(Figure record listings)
________________

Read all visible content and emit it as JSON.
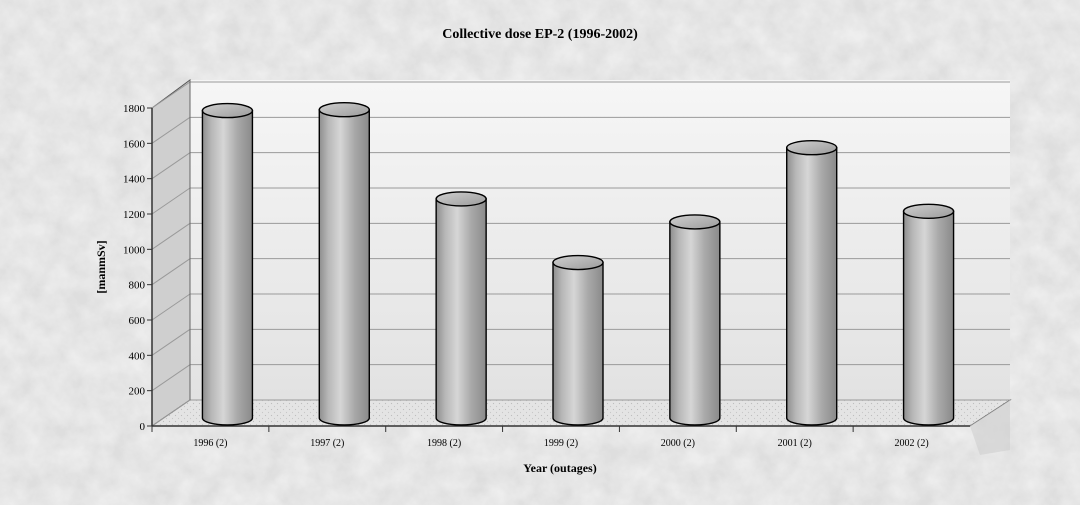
{
  "chart_data": {
    "type": "bar",
    "title": "Collective dose EP-2 (1996-2002)",
    "xlabel": "Year (outages)",
    "ylabel": "[manmSv]",
    "categories": [
      "1996 (2)",
      "1997 (2)",
      "1998 (2)",
      "1999 (2)",
      "2000 (2)",
      "2001 (2)",
      "2002 (2)"
    ],
    "values": [
      1740,
      1745,
      1240,
      880,
      1110,
      1530,
      1170
    ],
    "ylim": [
      0,
      1800
    ],
    "yticks": [
      0,
      200,
      400,
      600,
      800,
      1000,
      1200,
      1400,
      1600,
      1800
    ],
    "grid": true,
    "bar_style": "3d-cylinder",
    "colors": {
      "bar": "#a8a8a8",
      "background": "#dcdcdc",
      "plot_wall": "#efefef"
    }
  }
}
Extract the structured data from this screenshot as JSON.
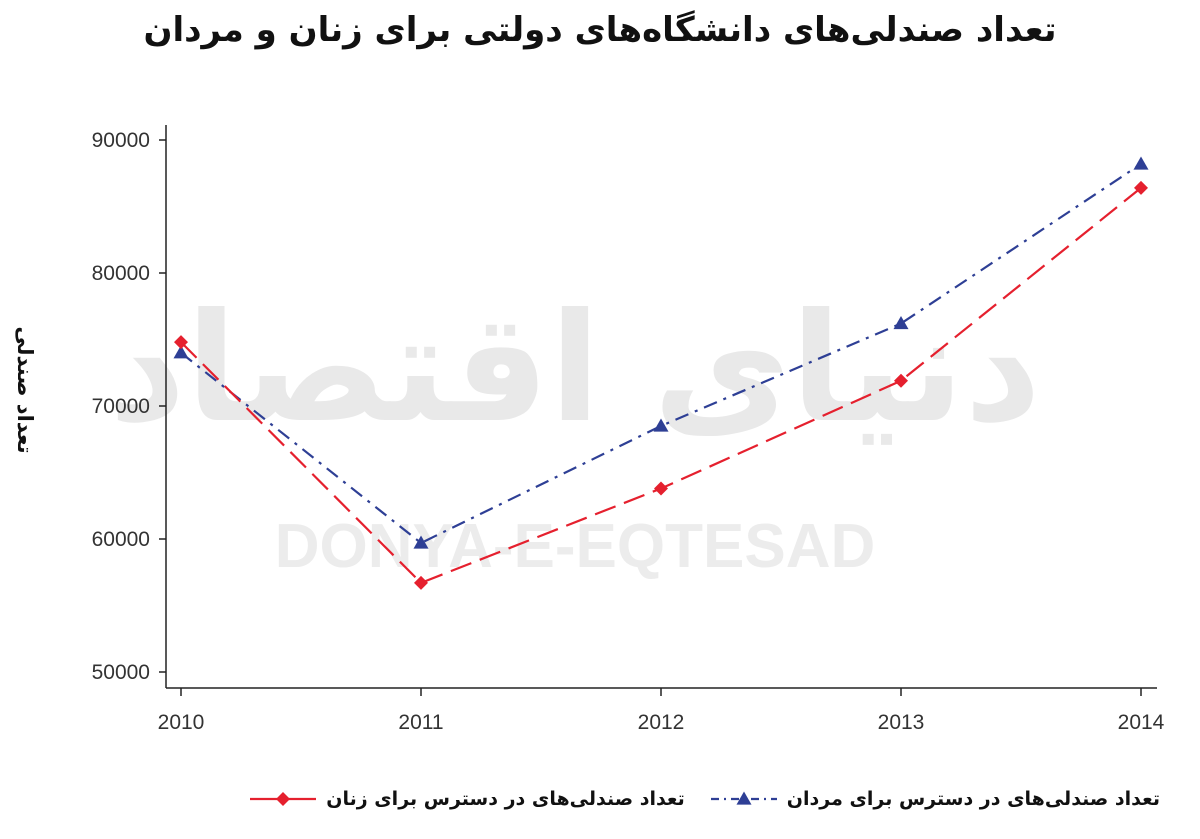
{
  "chart_data": {
    "type": "line",
    "title": "تعداد صندلی‌های دانشگاه‌های دولتی برای زنان و مردان",
    "xlabel": "",
    "ylabel": "تعداد صندلی",
    "x": [
      "2010",
      "2011",
      "2012",
      "2013",
      "2014"
    ],
    "y_ticks": [
      "50000",
      "60000",
      "70000",
      "80000",
      "90000"
    ],
    "ylim": [
      49000,
      91000
    ],
    "series": [
      {
        "name": "تعداد صندلی‌های در دسترس برای مردان",
        "values": [
          74000,
          59700,
          68500,
          76200,
          88200
        ],
        "color": "#2e3f95",
        "marker": "triangle",
        "line_style": "dash-dot"
      },
      {
        "name": "تعداد صندلی‌های در دسترس برای زنان",
        "values": [
          74800,
          56700,
          63800,
          71900,
          86400
        ],
        "color": "#e5202e",
        "marker": "diamond",
        "line_style": "long-dash"
      }
    ],
    "grid": false,
    "legend_position": "bottom"
  },
  "watermark": {
    "fa": "دنیای اقتصاد",
    "en": "DONYA-E-EQTESAD"
  }
}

________________

TO DO:
Reply with nothing except the number of lines in the listing above that include the string "title".

REPLY TO THE TASK:
2